§ Exercise instructions: Rewrite the data from the line containing "document-title <box>0 126 950 172</box>" through the end of the data, both included, with every "text-line" replaced by "body-line" and nothing else changed. Leave the pictures out of your answer.

[Element box annotations]
:::

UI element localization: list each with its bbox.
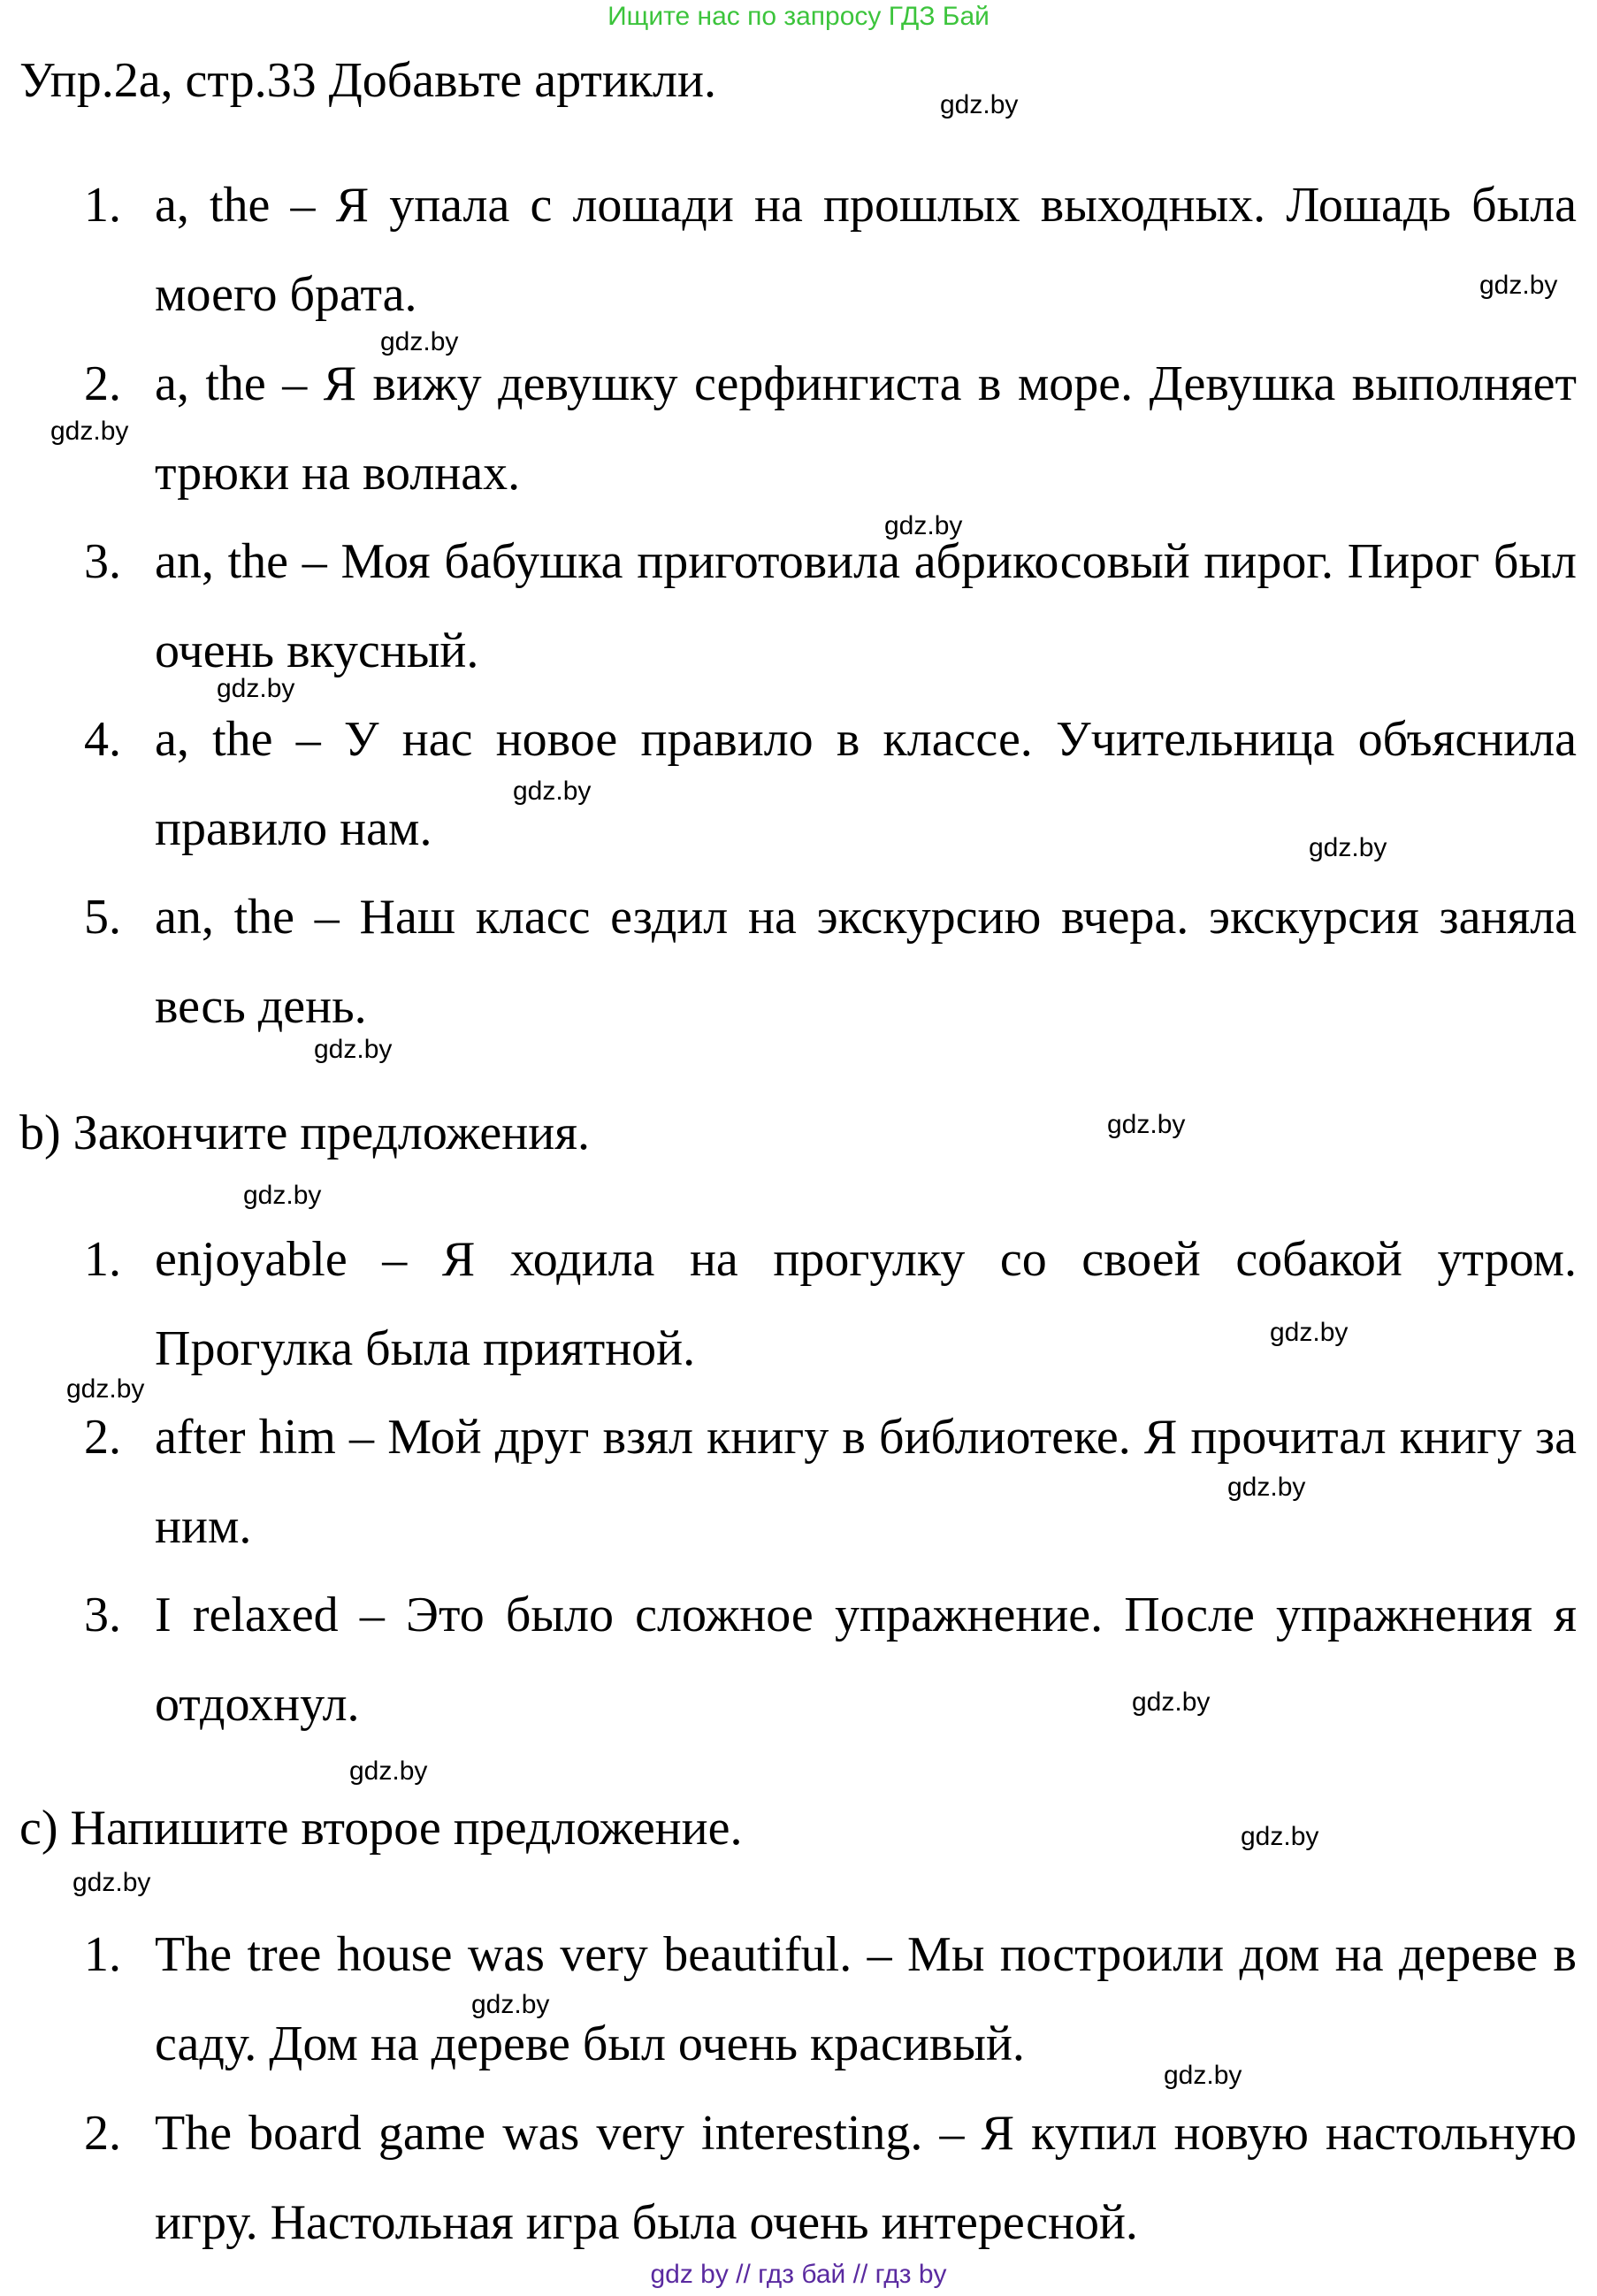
item-text: I relaxed – Это было сложное упражнение. После упражнения я отдохнул. [155,1588,1577,1732]
watermark: gdz.by [1107,1110,1186,1139]
item-number: 1. [84,1232,121,1287]
item-number: 4. [84,712,121,767]
watermark: gdz.by [50,417,129,446]
watermark: gdz.by [1309,833,1387,862]
item-text: an, the – Наш класс ездил на экскурсию вчера. экскурсия заняла весь день. [155,890,1577,1034]
bottom-banner: gdz by // гдз бай // гдз by [650,2260,947,2289]
item-text: enjoyable – Я ходила на прогулку со своей собакой утром. Прогулка была приятной. [155,1232,1577,1376]
item-number: 5. [84,890,121,945]
watermark: gdz.by [217,674,295,703]
watermark: gdz.by [1479,271,1558,300]
watermark: gdz.by [513,777,592,806]
page-title: Упр.2а, стр.33 Добавьте артикли. [19,53,716,108]
section-b-heading: b) Закончите предложения. [19,1106,590,1160]
item-number: 1. [84,1927,121,1982]
watermark: gdz.by [471,1990,550,2019]
item-text: a, the – У нас новое правило в классе. Учительница объяснила правило нам. [155,712,1577,856]
item-number: 1. [84,178,121,233]
watermark: gdz.by [380,327,459,356]
item-text: The tree house was very beautiful. – Мы построили дом на дереве в саду. Дом на дереве был очень красивый. [155,1927,1577,2071]
top-banner: Ищите нас по запросу ГДЗ Бай [607,2,990,31]
watermark: gdz.by [1270,1318,1349,1347]
watermark: gdz.by [314,1035,393,1064]
item-number: 2. [84,356,121,411]
watermark: gdz.by [73,1868,151,1897]
watermark: gdz.by [884,511,963,540]
watermark: gdz.by [349,1756,428,1786]
section-c-heading: c) Напишите второе предложение. [19,1801,743,1856]
item-text: The board game was very interesting. – Я купил новую настольную игру. Настольная игра была очень интересной. [155,2106,1577,2250]
item-text: after him – Мой друг взял книгу в библиотеке. Я прочитал книгу за ним. [155,1410,1577,1554]
item-text: a, the – Я вижу девушку серфингиста в море. Девушка выполняет трюки на волнах. [155,356,1577,501]
watermark: gdz.by [1227,1473,1306,1502]
watermark: gdz.by [1132,1688,1211,1717]
watermark: gdz.by [1164,2061,1242,2090]
watermark: gdz.by [243,1181,322,1210]
item-number: 2. [84,1410,121,1465]
item-text: a, the – Я упала с лошади на прошлых выходных. Лошадь была моего брата. [155,178,1577,322]
item-number: 3. [84,534,121,589]
watermark: gdz.by [66,1374,145,1404]
item-number: 2. [84,2106,121,2161]
watermark: gdz.by [940,90,1019,119]
watermark: gdz.by [1241,1822,1319,1851]
item-text: an, the – Моя бабушка приготовила абрикосовый пирог. Пирог был очень вкусный. [155,534,1577,678]
item-number: 3. [84,1588,121,1642]
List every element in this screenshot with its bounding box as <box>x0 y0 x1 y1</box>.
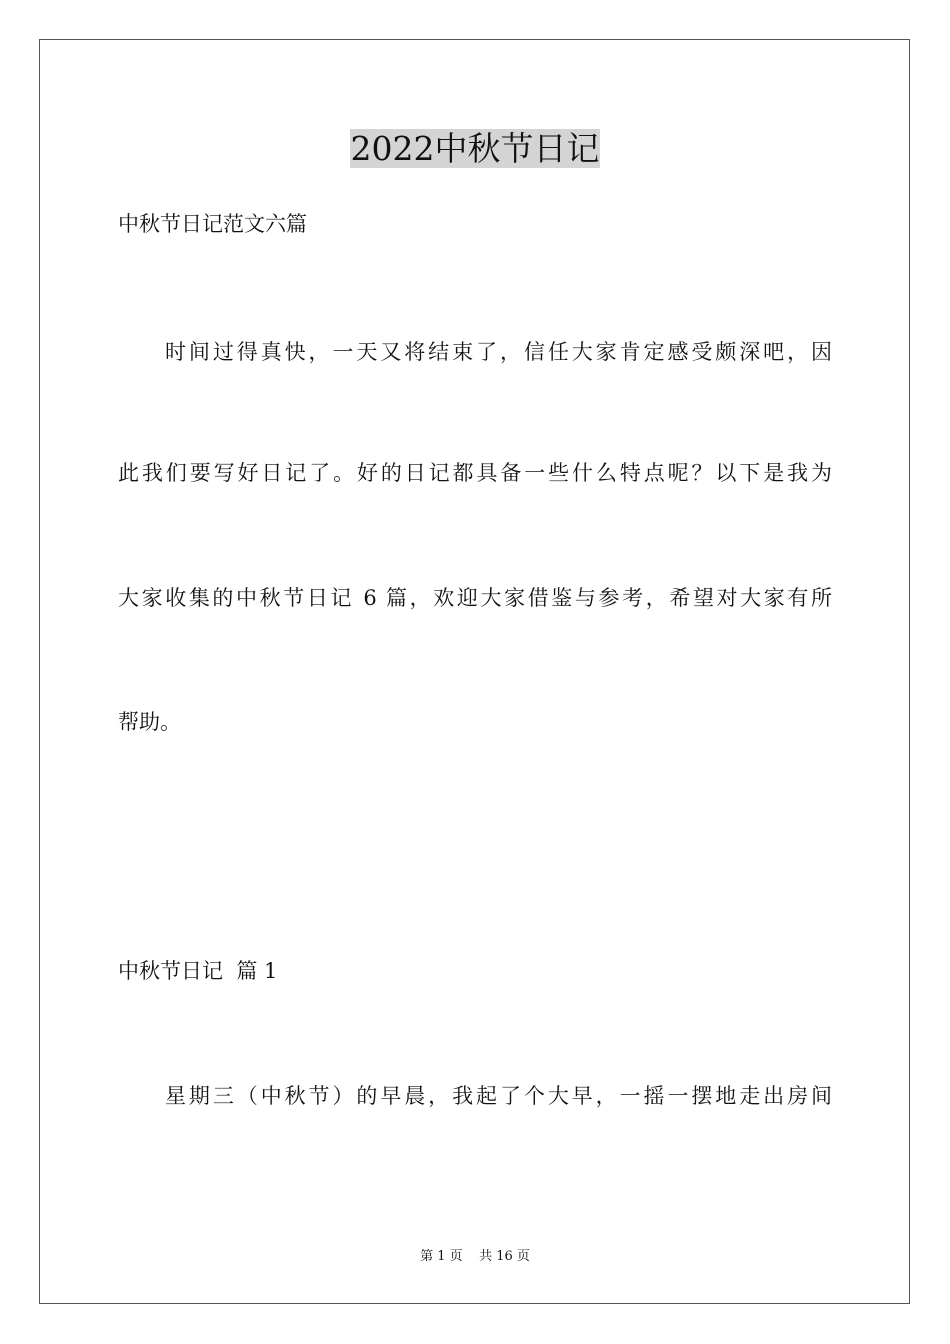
document-title <box>0 126 950 172</box>
section-heading: 中秋节日记 篇 1 <box>118 959 278 983</box>
document-subtitle: 中秋节日记范文六篇 <box>118 212 307 236</box>
intro-line-2: 此我们要写好日记了。好的日记都具备一些什么特点呢？以下是我为 <box>118 461 832 485</box>
page-number-footer: 第 1 页 共 16 页 <box>420 1249 530 1264</box>
intro-line-3: 大家收集的中秋节日记 6 篇，欢迎大家借鉴与参考，希望对大家有所 <box>118 586 832 610</box>
intro-line-4: 帮助。 <box>118 710 181 734</box>
document-title-text: 2022中秋节日记 <box>350 129 600 168</box>
intro-line-1: 时间过得真快，一天又将结束了，信任大家肯定感受颇深吧，因 <box>165 340 832 364</box>
section-line-1: 星期三（中秋节）的早晨，我起了个大早，一摇一摆地走出房间 <box>165 1084 832 1108</box>
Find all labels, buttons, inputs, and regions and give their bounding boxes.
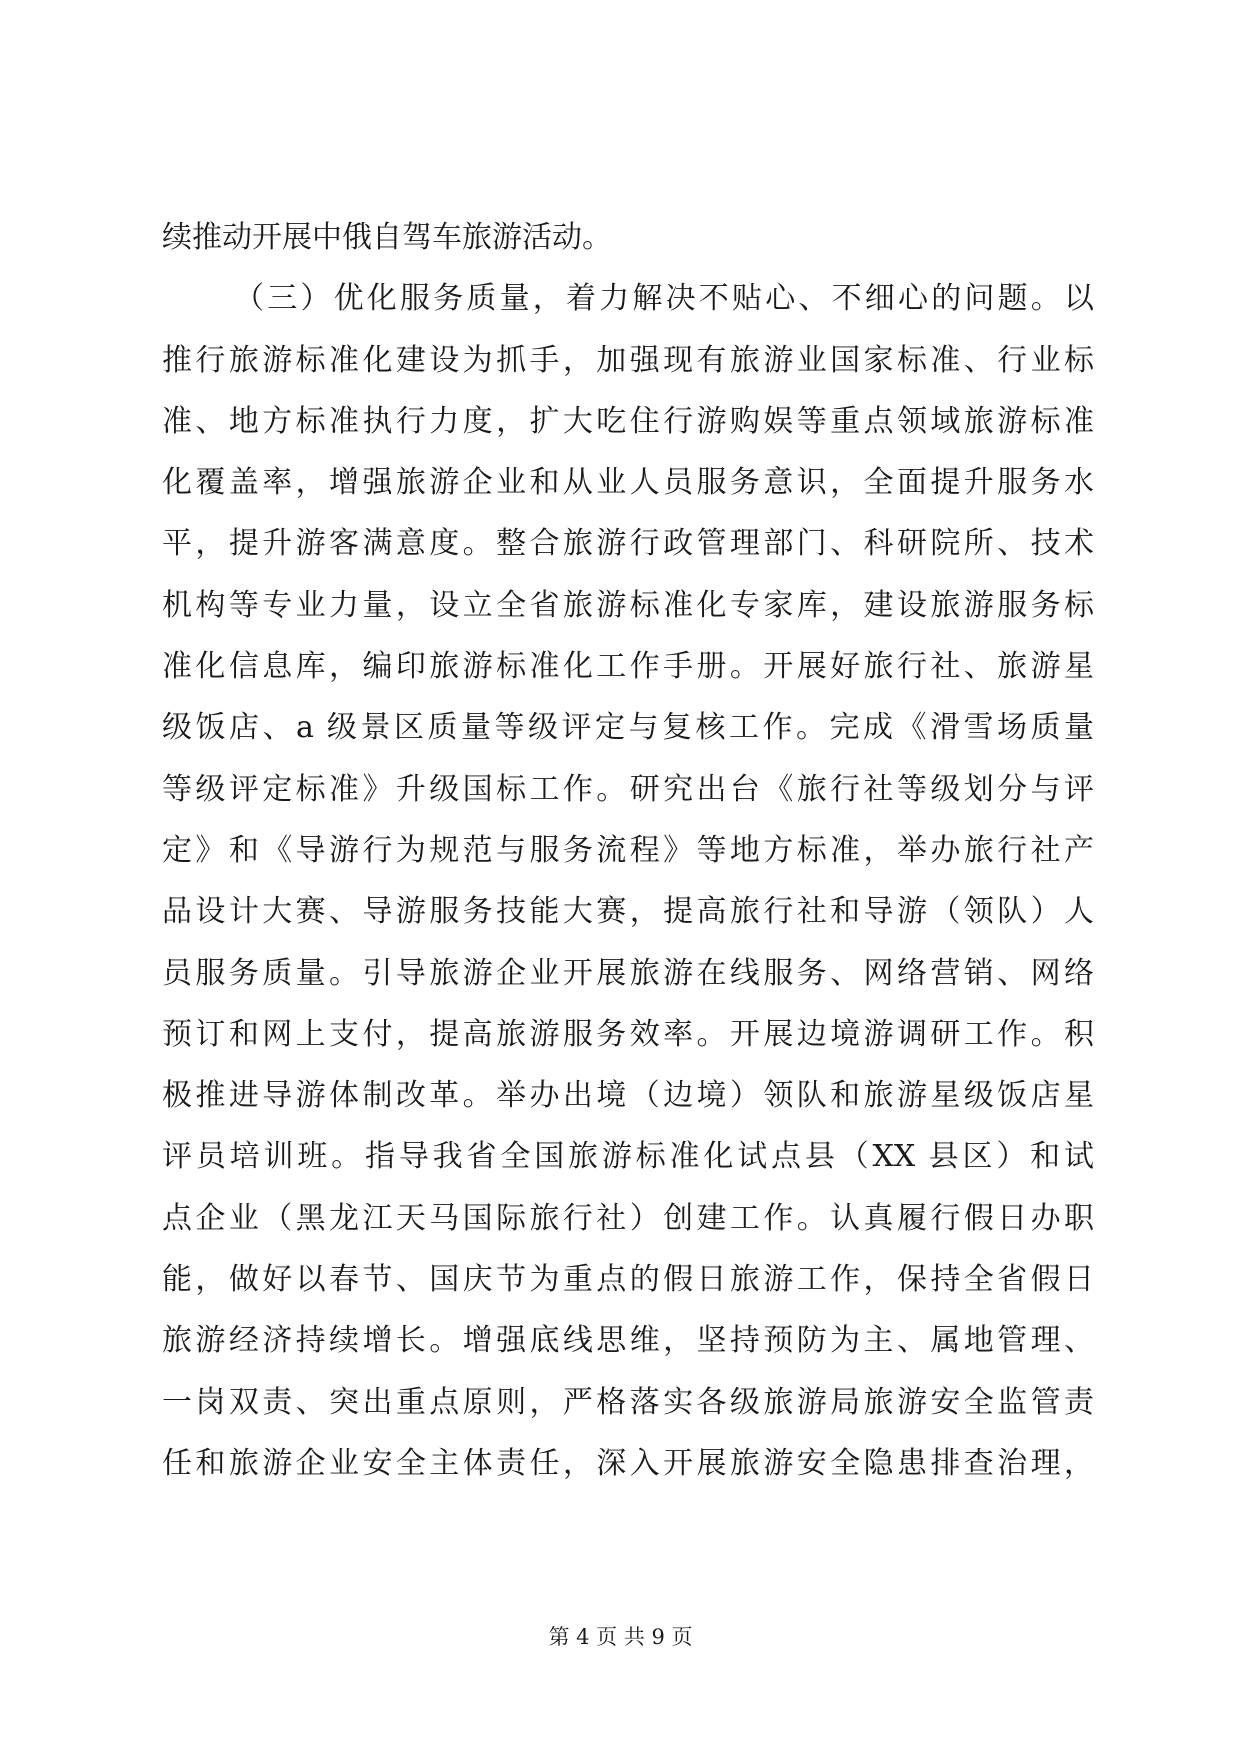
text-line: 预订和网上支付，提高旅游服务效率。开展边境游调研工作。积 <box>162 1016 1094 1052</box>
text-line: 旅游经济持续增长。增强底线思维，坚持预防为主、属地管理、 <box>162 1323 1094 1359</box>
text-line: 定》和《导游行为规范与服务流程》等地方标准，举办旅行社产 <box>162 832 1094 868</box>
text-line: 机构等专业力量，设立全省旅游标准化专家库，建设旅游服务标 <box>162 587 1094 623</box>
text-line: 等级评定标准》升级国标工作。研究出台《旅行社等级划分与评 <box>162 771 1094 807</box>
text-line: 一岗双责、突出重点原则，严格落实各级旅游局旅游安全监管责 <box>162 1384 1094 1420</box>
text-line: 品设计大赛、导游服务技能大赛，提高旅行社和导游（领队）人 <box>162 894 1094 930</box>
text-line: 极推进导游体制改革。举办出境（边境）领队和旅游星级饭店星 <box>162 1078 1094 1114</box>
text-line: 能，做好以春节、国庆节为重点的假日旅游工作，保持全省假日 <box>162 1262 1094 1298</box>
body-text <box>162 207 1094 1494</box>
text-line: 准、地方标准执行力度，扩大吃住行游购娱等重点领域旅游标准 <box>162 403 1094 439</box>
text-line: 员服务质量。引导旅游企业开展旅游在线服务、网络营销、网络 <box>162 955 1094 991</box>
text-line: 任和旅游企业安全主体责任，深入开展旅游安全隐患排查治理， <box>162 1445 1094 1481</box>
paragraph-first-line: （三）优化服务质量，着力解决不贴心、不细心的问题。以 <box>234 281 1094 317</box>
text-line: 续推动开展中俄自驾车旅游活动。 <box>162 220 612 255</box>
text-line: 平，提升游客满意度。整合旅游行政管理部门、科研院所、技术 <box>162 526 1094 562</box>
text-line: 点企业（黑龙江天马国际旅行社）创建工作。认真履行假日办职 <box>162 1200 1094 1236</box>
text-line: 化覆盖率，增强旅游企业和从业人员服务意识，全面提升服务水 <box>162 465 1094 501</box>
text-line: 级饭店、a 级景区质量等级评定与复核工作。完成《滑雪场质量 <box>162 710 1094 746</box>
text-line: 评员培训班。指导我省全国旅游标准化试点县（XX 县区）和试 <box>162 1139 1094 1175</box>
text-line: 推行旅游标准化建设为抓手，加强现有旅游业国家标准、行业标 <box>162 342 1094 378</box>
text-line: 准化信息库，编印旅游标准化工作手册。开展好旅行社、旅游星 <box>162 649 1094 685</box>
page-number-footer: 第 4 页 共 9 页 <box>548 1625 693 1649</box>
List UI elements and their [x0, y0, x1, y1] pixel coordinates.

:::

§ Answer to the exercise:
document-title <box>0 126 950 172</box>
section-heading: 中秋节日记 篇 1 <box>118 959 278 983</box>
document-subtitle: 中秋节日记范文六篇 <box>118 212 307 236</box>
intro-line-2: 此我们要写好日记了。好的日记都具备一些什么特点呢？以下是我为 <box>118 461 832 485</box>
page-number-footer: 第 1 页 共 16 页 <box>420 1249 530 1264</box>
intro-line-3: 大家收集的中秋节日记 6 篇，欢迎大家借鉴与参考，希望对大家有所 <box>118 586 832 610</box>
intro-line-4: 帮助。 <box>118 710 181 734</box>
document-title-text: 2022中秋节日记 <box>350 129 600 168</box>
intro-line-1: 时间过得真快，一天又将结束了，信任大家肯定感受颇深吧，因 <box>165 340 832 364</box>
section-line-1: 星期三（中秋节）的早晨，我起了个大早，一摇一摆地走出房间 <box>165 1084 832 1108</box>
Find all labels, buttons, inputs, and regions and give their bounding boxes.
body-line: 预订和网上支付，提高旅游服务效率。开展边境游调研工作。积 <box>162 1016 1094 1052</box>
body-line: 旅游经济持续增长。增强底线思维，坚持预防为主、属地管理、 <box>162 1323 1094 1359</box>
body-line: 定》和《导游行为规范与服务流程》等地方标准，举办旅行社产 <box>162 832 1094 868</box>
body-line: 机构等专业力量，设立全省旅游标准化专家库，建设旅游服务标 <box>162 587 1094 623</box>
body-line: 等级评定标准》升级国标工作。研究出台《旅行社等级划分与评 <box>162 771 1094 807</box>
body-line: 一岗双责、突出重点原则，严格落实各级旅游局旅游安全监管责 <box>162 1384 1094 1420</box>
body-line: 品设计大赛、导游服务技能大赛，提高旅行社和导游（领队）人 <box>162 894 1094 930</box>
body-line: 极推进导游体制改革。举办出境（边境）领队和旅游星级饭店星 <box>162 1078 1094 1114</box>
body-line: 能，做好以春节、国庆节为重点的假日旅游工作，保持全省假日 <box>162 1262 1094 1298</box>
body-text <box>162 207 1094 1494</box>
body-line: 准、地方标准执行力度，扩大吃住行游购娱等重点领域旅游标准 <box>162 403 1094 439</box>
body-line: 员服务质量。引导旅游企业开展旅游在线服务、网络营销、网络 <box>162 955 1094 991</box>
body-line: 任和旅游企业安全主体责任，深入开展旅游安全隐患排查治理， <box>162 1445 1094 1481</box>
paragraph-first-line: （三）优化服务质量，着力解决不贴心、不细心的问题。以 <box>234 281 1094 317</box>
body-line: 续推动开展中俄自驾车旅游活动。 <box>162 220 612 255</box>
body-line: 平，提升游客满意度。整合旅游行政管理部门、科研院所、技术 <box>162 526 1094 562</box>
body-line: 点企业（黑龙江天马国际旅行社）创建工作。认真履行假日办职 <box>162 1200 1094 1236</box>
body-line: 化覆盖率，增强旅游企业和从业人员服务意识，全面提升服务水 <box>162 465 1094 501</box>
body-line: 级饭店、a 级景区质量等级评定与复核工作。完成《滑雪场质量 <box>162 710 1094 746</box>
body-line: 评员培训班。指导我省全国旅游标准化试点县（XX 县区）和试 <box>162 1139 1094 1175</box>
body-line: 推行旅游标准化建设为抓手，加强现有旅游业国家标准、行业标 <box>162 342 1094 378</box>
body-line: 准化信息库，编印旅游标准化工作手册。开展好旅行社、旅游星 <box>162 649 1094 685</box>
page-number-footer: 第 4 页 共 9 页 <box>548 1625 693 1649</box>
List UI elements and their [x0, y0, x1, y1] pixel coordinates.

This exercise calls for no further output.